--- start of Data supplied ---

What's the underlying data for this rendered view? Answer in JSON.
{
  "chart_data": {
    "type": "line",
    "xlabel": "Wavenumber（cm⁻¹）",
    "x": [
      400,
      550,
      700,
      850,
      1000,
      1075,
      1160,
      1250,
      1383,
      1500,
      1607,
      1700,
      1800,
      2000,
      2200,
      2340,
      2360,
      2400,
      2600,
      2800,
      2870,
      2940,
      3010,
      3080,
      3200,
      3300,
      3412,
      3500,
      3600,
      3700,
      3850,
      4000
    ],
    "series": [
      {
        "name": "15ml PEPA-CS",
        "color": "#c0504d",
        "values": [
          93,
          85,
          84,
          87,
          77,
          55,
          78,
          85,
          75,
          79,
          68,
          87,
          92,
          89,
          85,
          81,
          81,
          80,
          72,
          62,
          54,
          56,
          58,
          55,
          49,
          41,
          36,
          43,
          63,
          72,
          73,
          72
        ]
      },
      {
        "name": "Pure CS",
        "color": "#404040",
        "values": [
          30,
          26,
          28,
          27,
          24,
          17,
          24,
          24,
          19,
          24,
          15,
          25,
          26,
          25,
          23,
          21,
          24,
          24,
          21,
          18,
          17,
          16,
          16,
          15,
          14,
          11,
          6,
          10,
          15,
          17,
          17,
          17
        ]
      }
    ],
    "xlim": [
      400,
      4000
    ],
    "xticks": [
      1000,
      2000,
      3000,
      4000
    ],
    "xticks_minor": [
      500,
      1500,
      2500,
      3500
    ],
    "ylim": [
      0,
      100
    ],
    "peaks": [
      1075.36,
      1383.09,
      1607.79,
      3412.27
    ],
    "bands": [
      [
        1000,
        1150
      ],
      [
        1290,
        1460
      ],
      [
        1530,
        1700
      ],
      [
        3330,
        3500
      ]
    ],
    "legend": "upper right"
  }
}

--- end of Data supplied ---

• [Direction] Once more, set down the full listing, verbatim.

• [Written response]
What's the underlying data for this rendered view? Answer in JSON.
{
  "chart_data": {
    "type": "line",
    "xlabel": "Wavenumber（cm⁻¹）",
    "x": [
      400,
      550,
      700,
      850,
      1000,
      1075,
      1160,
      1250,
      1383,
      1500,
      1607,
      1700,
      1800,
      2000,
      2200,
      2340,
      2360,
      2400,
      2600,
      2800,
      2870,
      2940,
      3010,
      3080,
      3200,
      3300,
      3412,
      3500,
      3600,
      3700,
      3850,
      4000
    ],
    "series": [
      {
        "name": "15ml PEPA-CS",
        "color": "#c0504d",
        "values": [
          93,
          85,
          84,
          87,
          77,
          55,
          78,
          85,
          75,
          79,
          68,
          87,
          92,
          89,
          85,
          81,
          81,
          80,
          72,
          62,
          54,
          56,
          58,
          55,
          49,
          41,
          36,
          43,
          63,
          72,
          73,
          72
        ]
      },
      {
        "name": "Pure CS",
        "color": "#404040",
        "values": [
          30,
          26,
          28,
          27,
          24,
          17,
          24,
          24,
          19,
          24,
          15,
          25,
          26,
          25,
          23,
          21,
          24,
          24,
          21,
          18,
          17,
          16,
          16,
          15,
          14,
          11,
          6,
          10,
          15,
          17,
          17,
          17
        ]
      }
    ],
    "xlim": [
      400,
      4000
    ],
    "xticks": [
      1000,
      2000,
      3000,
      4000
    ],
    "xticks_minor": [
      500,
      1500,
      2500,
      3500
    ],
    "ylim": [
      0,
      100
    ],
    "peaks": [
      1075.36,
      1383.09,
      1607.79,
      3412.27
    ],
    "bands": [
      [
        1000,
        1150
      ],
      [
        1290,
        1460
      ],
      [
        1530,
        1700
      ],
      [
        3330,
        3500
      ]
    ],
    "legend": "upper right"
  }
}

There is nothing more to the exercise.